--- Start MATERIAL TO PROCESS ---
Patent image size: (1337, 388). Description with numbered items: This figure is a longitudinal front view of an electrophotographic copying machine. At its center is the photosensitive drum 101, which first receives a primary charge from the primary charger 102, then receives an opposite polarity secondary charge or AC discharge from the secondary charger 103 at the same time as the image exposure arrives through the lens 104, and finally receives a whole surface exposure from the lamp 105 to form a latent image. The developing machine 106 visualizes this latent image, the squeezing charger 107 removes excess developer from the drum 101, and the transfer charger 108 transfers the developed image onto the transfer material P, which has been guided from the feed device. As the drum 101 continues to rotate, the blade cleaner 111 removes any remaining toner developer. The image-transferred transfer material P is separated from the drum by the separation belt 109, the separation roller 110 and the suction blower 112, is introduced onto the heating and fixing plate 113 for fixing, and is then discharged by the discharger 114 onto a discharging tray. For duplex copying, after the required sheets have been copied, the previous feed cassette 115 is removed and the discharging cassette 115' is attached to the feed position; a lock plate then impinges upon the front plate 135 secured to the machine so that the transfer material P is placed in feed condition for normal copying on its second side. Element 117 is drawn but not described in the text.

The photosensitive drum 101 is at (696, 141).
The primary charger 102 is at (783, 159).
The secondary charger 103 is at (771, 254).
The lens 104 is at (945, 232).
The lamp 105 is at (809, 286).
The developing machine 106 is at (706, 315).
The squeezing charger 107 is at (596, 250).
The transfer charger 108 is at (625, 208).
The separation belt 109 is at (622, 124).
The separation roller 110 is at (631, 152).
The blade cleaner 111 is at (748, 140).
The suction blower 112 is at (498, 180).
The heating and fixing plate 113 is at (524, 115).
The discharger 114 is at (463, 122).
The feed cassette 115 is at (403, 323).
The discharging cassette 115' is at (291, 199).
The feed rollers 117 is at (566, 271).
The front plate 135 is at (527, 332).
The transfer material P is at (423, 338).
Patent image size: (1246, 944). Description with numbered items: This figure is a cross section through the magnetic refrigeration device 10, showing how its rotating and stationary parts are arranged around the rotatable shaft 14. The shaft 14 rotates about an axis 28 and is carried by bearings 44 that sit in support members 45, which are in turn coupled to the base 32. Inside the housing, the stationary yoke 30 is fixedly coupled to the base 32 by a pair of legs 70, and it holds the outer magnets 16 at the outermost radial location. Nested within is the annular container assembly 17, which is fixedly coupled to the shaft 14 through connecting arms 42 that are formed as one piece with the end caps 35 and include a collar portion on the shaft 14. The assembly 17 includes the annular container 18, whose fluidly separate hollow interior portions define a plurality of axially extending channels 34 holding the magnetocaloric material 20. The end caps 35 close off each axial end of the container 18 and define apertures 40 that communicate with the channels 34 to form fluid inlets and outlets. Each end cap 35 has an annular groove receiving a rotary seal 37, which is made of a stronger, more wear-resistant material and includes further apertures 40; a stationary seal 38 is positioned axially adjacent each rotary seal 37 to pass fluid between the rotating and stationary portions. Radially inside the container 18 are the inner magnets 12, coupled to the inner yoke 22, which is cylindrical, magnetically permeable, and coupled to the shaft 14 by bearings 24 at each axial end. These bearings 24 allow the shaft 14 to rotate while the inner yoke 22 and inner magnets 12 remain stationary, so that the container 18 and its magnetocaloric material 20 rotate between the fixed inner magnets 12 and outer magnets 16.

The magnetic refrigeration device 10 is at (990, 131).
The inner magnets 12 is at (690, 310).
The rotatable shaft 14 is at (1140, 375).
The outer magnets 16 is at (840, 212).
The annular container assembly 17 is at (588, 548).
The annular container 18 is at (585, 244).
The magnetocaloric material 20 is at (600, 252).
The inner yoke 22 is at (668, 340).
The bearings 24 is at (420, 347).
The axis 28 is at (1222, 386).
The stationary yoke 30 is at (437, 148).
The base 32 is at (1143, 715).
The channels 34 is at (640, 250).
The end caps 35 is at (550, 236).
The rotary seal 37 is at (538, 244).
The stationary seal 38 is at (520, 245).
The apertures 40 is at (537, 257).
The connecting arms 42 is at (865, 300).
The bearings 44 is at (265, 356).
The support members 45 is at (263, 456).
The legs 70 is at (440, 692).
--- End MATERIAL TO PROCESS ---
Turn all of the items above into a two-column CSV with the headers description and locations, one row per item. Put each item's text in the description field and its answer in the locations field, quoting every field and replacing line breaks with spaces.

description,locations
"Patent image size: (1337, 388). Description with numbered items: This figure is a longitudinal front view of an electrophotographic copying machine. At its center is the photosensitive drum 101, which first receives a primary charge from the primary charger 102, then receives an opposite polarity secondary charge or AC discharge from the secondary charger 103 at the same time as the image exposure arrives through the lens 104, and finally receives a whole surface exposure from the lamp 105 to form a latent image. The developing machine 106 visualizes this latent image, the squeezing charger 107 removes excess developer from the drum 101, and the transfer charger 108 transfers the developed image onto the transfer material P, which has been guided from the feed device. As the drum 101 continues to rotate, the blade cleaner 111 removes any remaining toner developer. The image-transferred transfer material P is separated from the drum by the separation belt 109, the separation roller 110 and the suction blower 112, is introduced onto the heating and fixing plate 113 for fixing, and is then discharged by the discharger 114 onto a discharging tray. For duplex copying, after the required sheets have been copied, the previous feed cassette 115 is removed and the discharging cassette 115' is attached to the feed position; a lock plate then impinges upon the front plate 135 secured to the machine so that the transfer material P is placed in feed condition for normal copying on its second side. Element 117 is drawn but not described in the text.","The photosensitive drum 101 is at (696, 141). The primary charger 102 is at (783, 159). The secondary charger 103 is at (771, 254). The lens 104 is at (945, 232). The lamp 105 is at (809, 286). The developing machine 106 is at (706, 315). The squeezing charger 107 is at (596, 250). The transfer charger 108 is at (625, 208). The separation belt 109 is at (622, 124). The separation roller 110 is at (631, 152). The blade cleaner 111 is at (748, 140). The suction blower 112 is at (498, 180). The heating and fixing plate 113 is at (524, 115). The discharger 114 is at (463, 122). The feed cassette 115 is at (403, 323). The discharging cassette 115' is at (291, 199). The feed rollers 117 is at (566, 271). The front plate 135 is at (527, 332). The transfer material P is at (423, 338)."
"Patent image size: (1246, 944). Description with numbered items: This figure is a cross section through the magnetic refrigeration device 10, showing how its rotating and stationary parts are arranged around the rotatable shaft 14. The shaft 14 rotates about an axis 28 and is carried by bearings 44 that sit in support members 45, which are in turn coupled to the base 32. Inside the housing, the stationary yoke 30 is fixedly coupled to the base 32 by a pair of legs 70, and it holds the outer magnets 16 at the outermost radial location. Nested within is the annular container assembly 17, which is fixedly coupled to the shaft 14 through connecting arms 42 that are formed as one piece with the end caps 35 and include a collar portion on the shaft 14. The assembly 17 includes the annular container 18, whose fluidly separate hollow interior portions define a plurality of axially extending channels 34 holding the magnetocaloric material 20. The end caps 35 close off each axial end of the container 18 and define apertures 40 that communicate with the channels 34 to form fluid inlets and outlets. Each end cap 35 has an annular groove receiving a rotary seal 37, which is made of a stronger, more wear-resistant material and includes further apertures 40; a stationary seal 38 is positioned axially adjacent each rotary seal 37 to pass fluid between the rotating and stationary portions. Radially inside the container 18 are the inner magnets 12, coupled to the inner yoke 22, which is cylindrical, magnetically permeable, and coupled to the shaft 14 by bearings 24 at each axial end. These bearings 24 allow the shaft 14 to rotate while the inner yoke 22 and inner magnets 12 remain stationary, so that the container 18 and its magnetocaloric material 20 rotate between the fixed inner magnets 12 and outer magnets 16.","The magnetic refrigeration device 10 is at (990, 131). The inner magnets 12 is at (690, 310). The rotatable shaft 14 is at (1140, 375). The outer magnets 16 is at (840, 212). The annular container assembly 17 is at (588, 548). The annular container 18 is at (585, 244). The magnetocaloric material 20 is at (600, 252). The inner yoke 22 is at (668, 340). The bearings 24 is at (420, 347). The axis 28 is at (1222, 386). The stationary yoke 30 is at (437, 148). The base 32 is at (1143, 715). The channels 34 is at (640, 250). The end caps 35 is at (550, 236). The rotary seal 37 is at (538, 244). The stationary seal 38 is at (520, 245). The apertures 40 is at (537, 257). The connecting arms 42 is at (865, 300). The bearings 44 is at (265, 356). The support members 45 is at (263, 456). The legs 70 is at (440, 692)."